I observed that my data was initially normalized to 1NF, prompting me to proceed with further normalization to achieve 2NF and 3NF. This step aimed to eliminate partial dependency and transitive dependency, thereby reducing data redundancy and eliminating anomalies. It’s worth noting that normalization to 3NF is particularly necessary in OLTP (Online Transaction Processing) systems, while OLAP (Online Analytical Processing) systems generally require normalization up to 2NF.

In the course of normalization, I subdivided my table into distinct entities, resulting in the creation of tables such as

  1. Employee Information Table (EmpInfo)
  2. Job Information Table (JobInfo)
  3. Rating Information Table (RatingInfo)
  4. Salary Information Table (SalaryInfo)
  5. Work History Table (WorkHistory)
  6. Demographics Table (Demographics)
  7. Business Travel Table (BusinessTravel)
  8. Department Table (Department) and
  9. Employee Education Table (EmployeeEducation).

+--

*REQUIRED ACTIONS*.
(a) According to the normalization text, up to which normal form do OLAP systems generally require normalization?
(b) Rewrite the listing from its first line through the line containing "more-options-icon[interactable]: ⋮ <box>274", inclusive, with "post-menu-icon" replaced by "post-options-icon" and everything else unchanged.
The normalization text and the listing that follows it are unrelated material.

*DATA*.
+--

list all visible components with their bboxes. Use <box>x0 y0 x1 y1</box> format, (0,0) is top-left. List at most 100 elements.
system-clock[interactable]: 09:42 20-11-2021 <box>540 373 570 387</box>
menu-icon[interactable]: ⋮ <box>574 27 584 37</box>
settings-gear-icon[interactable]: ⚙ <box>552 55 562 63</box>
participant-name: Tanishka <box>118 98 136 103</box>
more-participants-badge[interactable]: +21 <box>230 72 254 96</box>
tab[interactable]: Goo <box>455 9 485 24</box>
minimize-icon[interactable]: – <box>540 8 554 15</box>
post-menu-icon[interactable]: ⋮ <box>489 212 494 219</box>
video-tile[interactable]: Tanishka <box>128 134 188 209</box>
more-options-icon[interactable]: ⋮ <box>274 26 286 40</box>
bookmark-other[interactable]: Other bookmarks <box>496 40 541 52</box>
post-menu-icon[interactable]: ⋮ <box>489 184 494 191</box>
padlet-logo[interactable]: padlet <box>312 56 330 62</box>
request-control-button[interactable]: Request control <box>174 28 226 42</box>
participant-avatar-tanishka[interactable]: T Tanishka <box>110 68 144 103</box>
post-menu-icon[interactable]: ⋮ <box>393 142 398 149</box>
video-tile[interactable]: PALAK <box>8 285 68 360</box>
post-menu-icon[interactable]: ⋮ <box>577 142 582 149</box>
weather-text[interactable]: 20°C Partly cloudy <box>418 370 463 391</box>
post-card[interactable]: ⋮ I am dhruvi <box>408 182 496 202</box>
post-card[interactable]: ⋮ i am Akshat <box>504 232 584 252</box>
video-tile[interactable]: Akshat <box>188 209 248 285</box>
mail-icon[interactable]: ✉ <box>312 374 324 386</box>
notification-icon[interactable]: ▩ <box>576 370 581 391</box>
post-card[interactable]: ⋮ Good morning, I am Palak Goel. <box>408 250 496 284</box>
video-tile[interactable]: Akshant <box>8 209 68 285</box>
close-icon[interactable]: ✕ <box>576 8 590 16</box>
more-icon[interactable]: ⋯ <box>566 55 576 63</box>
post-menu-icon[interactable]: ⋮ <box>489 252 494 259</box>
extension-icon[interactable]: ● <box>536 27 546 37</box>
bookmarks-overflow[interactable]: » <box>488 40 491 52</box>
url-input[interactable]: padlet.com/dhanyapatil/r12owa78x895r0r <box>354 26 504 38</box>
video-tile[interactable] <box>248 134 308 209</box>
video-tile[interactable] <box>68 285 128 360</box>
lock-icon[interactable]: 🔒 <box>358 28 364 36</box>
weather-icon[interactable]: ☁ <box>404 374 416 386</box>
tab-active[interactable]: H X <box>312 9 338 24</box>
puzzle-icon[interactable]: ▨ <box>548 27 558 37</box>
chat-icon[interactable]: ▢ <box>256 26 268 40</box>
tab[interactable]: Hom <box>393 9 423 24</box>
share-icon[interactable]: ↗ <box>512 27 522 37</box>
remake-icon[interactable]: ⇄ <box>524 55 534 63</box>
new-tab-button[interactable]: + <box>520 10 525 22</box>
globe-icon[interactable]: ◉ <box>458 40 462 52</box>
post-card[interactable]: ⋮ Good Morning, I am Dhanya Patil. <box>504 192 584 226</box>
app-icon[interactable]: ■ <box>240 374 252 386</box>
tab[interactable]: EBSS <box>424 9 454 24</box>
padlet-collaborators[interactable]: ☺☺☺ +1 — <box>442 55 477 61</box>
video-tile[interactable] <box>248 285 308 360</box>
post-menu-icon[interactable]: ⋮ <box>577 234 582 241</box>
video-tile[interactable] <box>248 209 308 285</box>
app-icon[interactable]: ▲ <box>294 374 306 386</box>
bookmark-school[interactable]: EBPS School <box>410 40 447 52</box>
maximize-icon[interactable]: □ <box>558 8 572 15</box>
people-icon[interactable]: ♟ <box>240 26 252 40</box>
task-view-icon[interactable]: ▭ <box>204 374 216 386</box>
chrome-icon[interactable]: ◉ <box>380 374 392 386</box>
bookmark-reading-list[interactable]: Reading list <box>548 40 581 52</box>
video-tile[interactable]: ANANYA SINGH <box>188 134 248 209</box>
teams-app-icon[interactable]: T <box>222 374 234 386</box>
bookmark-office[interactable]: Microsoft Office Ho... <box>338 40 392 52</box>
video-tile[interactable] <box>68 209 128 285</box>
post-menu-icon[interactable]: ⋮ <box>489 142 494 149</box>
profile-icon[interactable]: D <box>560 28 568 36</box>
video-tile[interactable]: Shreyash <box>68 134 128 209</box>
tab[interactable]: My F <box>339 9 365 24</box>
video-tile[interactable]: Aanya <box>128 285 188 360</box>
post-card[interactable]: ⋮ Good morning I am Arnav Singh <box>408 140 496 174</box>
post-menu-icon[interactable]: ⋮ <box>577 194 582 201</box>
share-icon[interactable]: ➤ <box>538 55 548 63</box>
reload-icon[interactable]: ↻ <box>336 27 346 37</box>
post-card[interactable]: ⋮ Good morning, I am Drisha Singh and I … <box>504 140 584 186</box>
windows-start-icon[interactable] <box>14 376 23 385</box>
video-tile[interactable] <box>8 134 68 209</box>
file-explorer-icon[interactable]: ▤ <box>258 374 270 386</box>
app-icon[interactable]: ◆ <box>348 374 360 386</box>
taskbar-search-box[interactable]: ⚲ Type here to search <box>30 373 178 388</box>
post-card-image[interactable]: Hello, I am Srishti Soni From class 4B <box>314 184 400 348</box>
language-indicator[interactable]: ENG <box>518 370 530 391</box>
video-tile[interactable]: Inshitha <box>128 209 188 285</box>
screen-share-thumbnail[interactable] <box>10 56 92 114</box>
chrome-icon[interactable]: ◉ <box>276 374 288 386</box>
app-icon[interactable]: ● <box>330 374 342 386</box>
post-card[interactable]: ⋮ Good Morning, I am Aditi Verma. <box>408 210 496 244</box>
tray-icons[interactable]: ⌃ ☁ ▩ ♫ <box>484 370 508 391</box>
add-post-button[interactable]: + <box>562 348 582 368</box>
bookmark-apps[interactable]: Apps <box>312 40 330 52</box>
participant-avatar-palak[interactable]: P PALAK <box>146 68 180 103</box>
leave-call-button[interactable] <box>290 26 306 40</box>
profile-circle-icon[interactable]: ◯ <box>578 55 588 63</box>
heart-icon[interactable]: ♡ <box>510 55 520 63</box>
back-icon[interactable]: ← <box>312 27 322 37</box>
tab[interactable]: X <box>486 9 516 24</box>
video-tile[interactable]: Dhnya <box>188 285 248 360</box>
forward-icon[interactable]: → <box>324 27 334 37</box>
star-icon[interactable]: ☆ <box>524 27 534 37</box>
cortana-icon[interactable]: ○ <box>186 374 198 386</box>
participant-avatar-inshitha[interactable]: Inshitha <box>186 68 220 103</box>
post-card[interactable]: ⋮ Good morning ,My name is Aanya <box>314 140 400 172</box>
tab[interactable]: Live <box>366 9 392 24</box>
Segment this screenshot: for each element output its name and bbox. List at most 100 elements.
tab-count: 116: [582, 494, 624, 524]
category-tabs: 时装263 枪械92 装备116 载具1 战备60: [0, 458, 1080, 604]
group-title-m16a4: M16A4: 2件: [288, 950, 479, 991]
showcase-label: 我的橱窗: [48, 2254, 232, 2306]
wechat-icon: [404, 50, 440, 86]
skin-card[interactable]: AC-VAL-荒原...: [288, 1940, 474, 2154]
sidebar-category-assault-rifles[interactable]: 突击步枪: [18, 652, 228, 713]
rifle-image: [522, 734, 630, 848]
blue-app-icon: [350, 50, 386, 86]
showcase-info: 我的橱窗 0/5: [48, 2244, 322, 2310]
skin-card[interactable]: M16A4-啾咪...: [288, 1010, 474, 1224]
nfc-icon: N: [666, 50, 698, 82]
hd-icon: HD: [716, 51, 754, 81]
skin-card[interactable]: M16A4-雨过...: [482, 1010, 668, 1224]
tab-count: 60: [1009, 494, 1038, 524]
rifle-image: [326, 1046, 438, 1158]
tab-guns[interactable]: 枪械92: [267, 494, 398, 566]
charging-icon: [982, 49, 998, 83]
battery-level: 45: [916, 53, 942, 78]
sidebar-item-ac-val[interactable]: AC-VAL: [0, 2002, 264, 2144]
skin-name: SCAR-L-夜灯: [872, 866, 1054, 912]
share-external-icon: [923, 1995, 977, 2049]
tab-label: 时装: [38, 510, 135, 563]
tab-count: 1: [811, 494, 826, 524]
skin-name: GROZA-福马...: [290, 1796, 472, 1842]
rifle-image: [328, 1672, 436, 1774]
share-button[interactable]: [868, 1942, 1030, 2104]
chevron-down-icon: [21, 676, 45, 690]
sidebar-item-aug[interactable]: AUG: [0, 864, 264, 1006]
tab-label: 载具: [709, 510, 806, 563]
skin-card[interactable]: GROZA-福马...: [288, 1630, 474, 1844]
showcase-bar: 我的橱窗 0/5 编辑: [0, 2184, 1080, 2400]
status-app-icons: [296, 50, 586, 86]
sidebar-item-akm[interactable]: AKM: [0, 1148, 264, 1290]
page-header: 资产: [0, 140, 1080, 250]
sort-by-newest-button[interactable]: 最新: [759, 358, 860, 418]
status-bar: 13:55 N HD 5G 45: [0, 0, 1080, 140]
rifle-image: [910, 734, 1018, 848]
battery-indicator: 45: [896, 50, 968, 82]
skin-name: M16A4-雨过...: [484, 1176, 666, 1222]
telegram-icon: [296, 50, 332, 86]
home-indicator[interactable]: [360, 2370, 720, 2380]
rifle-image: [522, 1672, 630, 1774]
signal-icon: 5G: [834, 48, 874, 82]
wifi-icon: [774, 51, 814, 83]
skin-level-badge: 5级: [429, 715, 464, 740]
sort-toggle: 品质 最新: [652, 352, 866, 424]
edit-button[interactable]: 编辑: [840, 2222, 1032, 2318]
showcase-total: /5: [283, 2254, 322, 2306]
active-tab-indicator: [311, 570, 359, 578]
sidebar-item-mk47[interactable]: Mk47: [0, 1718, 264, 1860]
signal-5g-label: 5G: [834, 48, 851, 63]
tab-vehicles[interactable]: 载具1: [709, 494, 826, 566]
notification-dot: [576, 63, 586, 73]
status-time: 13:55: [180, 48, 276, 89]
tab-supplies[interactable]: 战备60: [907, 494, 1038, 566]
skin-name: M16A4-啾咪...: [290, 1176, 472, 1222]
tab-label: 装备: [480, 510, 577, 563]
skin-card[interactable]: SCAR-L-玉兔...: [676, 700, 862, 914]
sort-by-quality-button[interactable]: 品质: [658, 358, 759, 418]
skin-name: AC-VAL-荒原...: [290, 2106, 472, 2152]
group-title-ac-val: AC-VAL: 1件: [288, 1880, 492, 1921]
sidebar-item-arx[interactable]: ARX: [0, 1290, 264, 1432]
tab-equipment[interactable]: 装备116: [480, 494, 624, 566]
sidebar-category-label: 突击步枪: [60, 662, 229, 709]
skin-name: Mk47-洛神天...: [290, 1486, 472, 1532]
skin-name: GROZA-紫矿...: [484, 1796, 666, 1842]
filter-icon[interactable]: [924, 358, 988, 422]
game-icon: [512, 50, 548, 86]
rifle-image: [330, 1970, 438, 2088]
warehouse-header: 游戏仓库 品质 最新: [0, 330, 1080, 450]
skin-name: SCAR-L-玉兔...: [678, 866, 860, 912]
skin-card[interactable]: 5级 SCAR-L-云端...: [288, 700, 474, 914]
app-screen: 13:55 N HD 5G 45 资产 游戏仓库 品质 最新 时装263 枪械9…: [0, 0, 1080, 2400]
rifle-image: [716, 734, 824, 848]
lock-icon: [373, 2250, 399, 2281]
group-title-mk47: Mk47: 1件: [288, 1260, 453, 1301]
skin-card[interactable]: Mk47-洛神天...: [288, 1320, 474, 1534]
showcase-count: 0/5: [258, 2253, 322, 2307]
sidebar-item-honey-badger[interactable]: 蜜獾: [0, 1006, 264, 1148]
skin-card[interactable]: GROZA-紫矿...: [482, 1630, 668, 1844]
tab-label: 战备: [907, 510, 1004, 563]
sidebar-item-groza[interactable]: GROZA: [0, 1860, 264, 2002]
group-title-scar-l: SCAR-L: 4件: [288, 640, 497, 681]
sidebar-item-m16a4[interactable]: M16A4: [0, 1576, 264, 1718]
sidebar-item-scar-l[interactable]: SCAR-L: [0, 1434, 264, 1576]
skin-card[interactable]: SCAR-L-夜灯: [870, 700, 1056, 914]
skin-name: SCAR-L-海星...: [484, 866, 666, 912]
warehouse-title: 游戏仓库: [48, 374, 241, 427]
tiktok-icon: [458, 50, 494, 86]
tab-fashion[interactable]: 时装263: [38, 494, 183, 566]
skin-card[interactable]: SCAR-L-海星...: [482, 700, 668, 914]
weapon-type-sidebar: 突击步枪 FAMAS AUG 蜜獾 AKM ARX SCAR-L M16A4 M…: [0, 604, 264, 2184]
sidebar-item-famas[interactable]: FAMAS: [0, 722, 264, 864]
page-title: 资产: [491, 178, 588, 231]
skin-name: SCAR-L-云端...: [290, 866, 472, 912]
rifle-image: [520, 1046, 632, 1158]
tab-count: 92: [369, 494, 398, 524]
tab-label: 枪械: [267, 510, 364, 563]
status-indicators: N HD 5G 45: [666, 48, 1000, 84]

+--

*ANSWERS TO THE EXERCISES*.
(a) OLAP systems generally require normalization up to 2NF.

(b)
list all visible components with their bboxes. Use <box>x0 y0 x1 y1</box> format, (0,0) is top-left. List at most 100 elements.
system-clock[interactable]: 09:42 20-11-2021 <box>540 373 570 387</box>
menu-icon[interactable]: ⋮ <box>574 27 584 37</box>
settings-gear-icon[interactable]: ⚙ <box>552 55 562 63</box>
participant-name: Tanishka <box>118 98 136 103</box>
more-participants-badge[interactable]: +21 <box>230 72 254 96</box>
tab[interactable]: Goo <box>455 9 485 24</box>
minimize-icon[interactable]: – <box>540 8 554 15</box>
post-options-icon[interactable]: ⋮ <box>489 212 494 219</box>
video-tile[interactable]: Tanishka <box>128 134 188 209</box>
more-options-icon[interactable]: ⋮ <box>274 26 286 40</box>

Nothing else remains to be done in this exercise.